Фрагмент.

Доктор исторических наук, профессор РГГУ МИХАИЛ БАБКИН о «ленинском декрете» об отделении церкви от государства, причастности духовенства к гонениям на Церковь и приверженности Московской патриархии этому декрету
«Портал-Credo.Ru»: В эти дни отмечается 100-летие весьма спорного исторического документа – советского декрета «Об отделении церкви от государства и школы от церкви»: 2 февраля он был подписан, а 5 февраля (по новому стилю) вступил в силу. Что с Вашей точки зрения как историка в этом декрете стало продолжением демократических тенденций Февраля, а что – заложило основу для репрессивной политики большевиков?
Михаил Бабкин: Если вчитаться в текст декрета «О свободе совести, церковных и религиозных обществах» от 23 января 1918 года (по старому стилю), то можно убедиться, что его положения были весьма демократичными, отвечавшими не только духу времени, но и пожеланиям самого духовенства. Причём – начиная с первого пункта декрета: «Церковь отделяется от государства». Данный тезис в качестве пожелания широко звучал в марте-июне 1917 года как в проповедях представителей епископата, так и в резолюциях различных съездов духовенства и мирян. Декрет развивал и уточнял положения постановления «О свободе совести», принятого внеконфессиональным Временным правительством 14 июля 1917 года. В целом, то постановление было если не очень благосклонно, то с пониманием встречено духовенством «господствующей» Церкви, и восторженно – представителями всех остальных российских конфессий.

(Записи о пространственном расположении)
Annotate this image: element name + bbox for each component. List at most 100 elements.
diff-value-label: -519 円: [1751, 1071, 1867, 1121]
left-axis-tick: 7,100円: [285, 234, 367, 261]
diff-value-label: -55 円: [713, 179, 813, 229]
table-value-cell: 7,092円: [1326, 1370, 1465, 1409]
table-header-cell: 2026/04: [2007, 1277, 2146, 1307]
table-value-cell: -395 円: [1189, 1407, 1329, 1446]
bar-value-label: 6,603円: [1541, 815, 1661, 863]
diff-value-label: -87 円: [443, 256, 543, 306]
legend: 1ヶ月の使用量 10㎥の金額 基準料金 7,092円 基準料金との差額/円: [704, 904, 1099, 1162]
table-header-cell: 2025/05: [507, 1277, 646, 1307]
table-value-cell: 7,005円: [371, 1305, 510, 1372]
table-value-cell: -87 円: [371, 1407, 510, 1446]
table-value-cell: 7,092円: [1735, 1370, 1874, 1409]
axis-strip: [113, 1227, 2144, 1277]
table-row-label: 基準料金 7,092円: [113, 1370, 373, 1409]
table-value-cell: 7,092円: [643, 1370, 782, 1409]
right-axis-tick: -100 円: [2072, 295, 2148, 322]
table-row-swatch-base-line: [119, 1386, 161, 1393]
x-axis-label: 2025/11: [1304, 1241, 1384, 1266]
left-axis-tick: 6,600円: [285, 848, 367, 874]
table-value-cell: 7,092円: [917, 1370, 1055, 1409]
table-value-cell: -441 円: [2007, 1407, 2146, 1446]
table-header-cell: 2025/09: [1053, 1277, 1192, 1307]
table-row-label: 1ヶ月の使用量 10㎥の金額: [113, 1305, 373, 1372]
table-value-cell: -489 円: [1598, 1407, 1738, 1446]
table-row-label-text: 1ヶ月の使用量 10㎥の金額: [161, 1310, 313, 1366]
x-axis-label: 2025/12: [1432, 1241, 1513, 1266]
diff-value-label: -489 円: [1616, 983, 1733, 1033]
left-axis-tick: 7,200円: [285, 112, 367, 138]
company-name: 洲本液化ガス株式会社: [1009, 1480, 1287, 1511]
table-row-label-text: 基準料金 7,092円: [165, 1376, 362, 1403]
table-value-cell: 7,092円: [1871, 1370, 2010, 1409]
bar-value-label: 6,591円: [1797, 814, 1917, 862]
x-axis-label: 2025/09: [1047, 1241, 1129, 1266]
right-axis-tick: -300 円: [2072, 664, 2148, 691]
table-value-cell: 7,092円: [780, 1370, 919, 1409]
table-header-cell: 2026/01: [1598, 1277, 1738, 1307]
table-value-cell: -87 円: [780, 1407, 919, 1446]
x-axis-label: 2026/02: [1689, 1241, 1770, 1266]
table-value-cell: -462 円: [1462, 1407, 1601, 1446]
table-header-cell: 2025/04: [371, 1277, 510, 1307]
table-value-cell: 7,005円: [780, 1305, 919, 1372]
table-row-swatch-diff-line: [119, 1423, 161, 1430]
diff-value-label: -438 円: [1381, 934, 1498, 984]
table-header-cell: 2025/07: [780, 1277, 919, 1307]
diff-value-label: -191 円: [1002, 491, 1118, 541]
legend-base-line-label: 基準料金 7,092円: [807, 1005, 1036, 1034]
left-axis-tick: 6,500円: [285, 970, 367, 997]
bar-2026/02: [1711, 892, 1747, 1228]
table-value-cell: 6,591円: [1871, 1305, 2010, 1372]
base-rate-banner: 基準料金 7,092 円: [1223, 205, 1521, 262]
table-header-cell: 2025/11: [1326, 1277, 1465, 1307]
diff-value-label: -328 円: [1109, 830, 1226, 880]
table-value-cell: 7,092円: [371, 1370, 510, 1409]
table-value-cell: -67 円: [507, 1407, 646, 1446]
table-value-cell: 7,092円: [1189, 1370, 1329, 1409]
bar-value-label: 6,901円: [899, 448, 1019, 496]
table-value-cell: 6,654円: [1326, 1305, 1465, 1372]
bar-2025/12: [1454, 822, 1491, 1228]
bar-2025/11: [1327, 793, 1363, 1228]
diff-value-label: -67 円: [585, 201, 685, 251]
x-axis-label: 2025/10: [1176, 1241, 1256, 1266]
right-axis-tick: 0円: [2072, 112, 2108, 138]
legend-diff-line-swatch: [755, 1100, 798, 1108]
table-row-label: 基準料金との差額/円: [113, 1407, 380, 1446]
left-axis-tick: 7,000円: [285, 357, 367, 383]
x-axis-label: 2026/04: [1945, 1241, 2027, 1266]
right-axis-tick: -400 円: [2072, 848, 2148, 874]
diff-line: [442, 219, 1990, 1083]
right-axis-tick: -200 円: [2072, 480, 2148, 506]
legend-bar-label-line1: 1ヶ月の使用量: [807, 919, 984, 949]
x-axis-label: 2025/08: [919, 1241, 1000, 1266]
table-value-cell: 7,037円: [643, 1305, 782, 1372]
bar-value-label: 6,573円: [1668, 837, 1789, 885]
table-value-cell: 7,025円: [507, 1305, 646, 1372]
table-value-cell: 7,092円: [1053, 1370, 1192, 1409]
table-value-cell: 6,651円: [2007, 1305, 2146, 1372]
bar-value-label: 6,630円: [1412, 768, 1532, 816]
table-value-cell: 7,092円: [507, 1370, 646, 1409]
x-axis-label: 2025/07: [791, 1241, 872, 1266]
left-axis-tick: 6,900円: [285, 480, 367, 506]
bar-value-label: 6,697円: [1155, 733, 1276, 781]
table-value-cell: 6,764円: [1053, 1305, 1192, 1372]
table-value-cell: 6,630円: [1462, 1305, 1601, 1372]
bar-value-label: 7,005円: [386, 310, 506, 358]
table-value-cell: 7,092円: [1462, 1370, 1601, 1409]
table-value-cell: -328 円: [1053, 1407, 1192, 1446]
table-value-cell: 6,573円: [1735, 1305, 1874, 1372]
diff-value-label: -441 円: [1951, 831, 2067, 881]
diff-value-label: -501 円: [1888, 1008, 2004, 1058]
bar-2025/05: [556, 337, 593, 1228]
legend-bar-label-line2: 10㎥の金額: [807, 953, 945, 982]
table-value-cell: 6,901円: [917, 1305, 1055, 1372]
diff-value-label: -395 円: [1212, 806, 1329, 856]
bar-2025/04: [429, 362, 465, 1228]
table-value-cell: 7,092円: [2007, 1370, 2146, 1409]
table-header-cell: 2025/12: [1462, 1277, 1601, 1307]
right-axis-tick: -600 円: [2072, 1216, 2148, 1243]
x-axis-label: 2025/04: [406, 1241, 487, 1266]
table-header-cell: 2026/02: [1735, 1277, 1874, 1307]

Задача.
Отредактируйте часть интервью от «Доктор исторических наук, профессор» до «репрессивной политики большевиков?», поставив «правового акта» на место «исторического документа». Пункты выше к интервью никак не относятся.

Итоговый результат.
Доктор исторических наук, профессор РГГУ МИХАИЛ БАБКИН о «ленинском декрете» об отделении церкви от государства, причастности духовенства к гонениям на Церковь и приверженности Московской патриархии этому декрету
«Портал-Credo.Ru»: В эти дни отмечается 100-летие весьма спорного правового акта – советского декрета «Об отделении церкви от государства и школы от церкви»: 2 февраля он был подписан, а 5 февраля (по новому стилю) вступил в силу. Что с Вашей точки зрения как историка в этом декрете стало продолжением демократических тенденций Февраля, а что – заложило основу для репрессивной политики большевиков?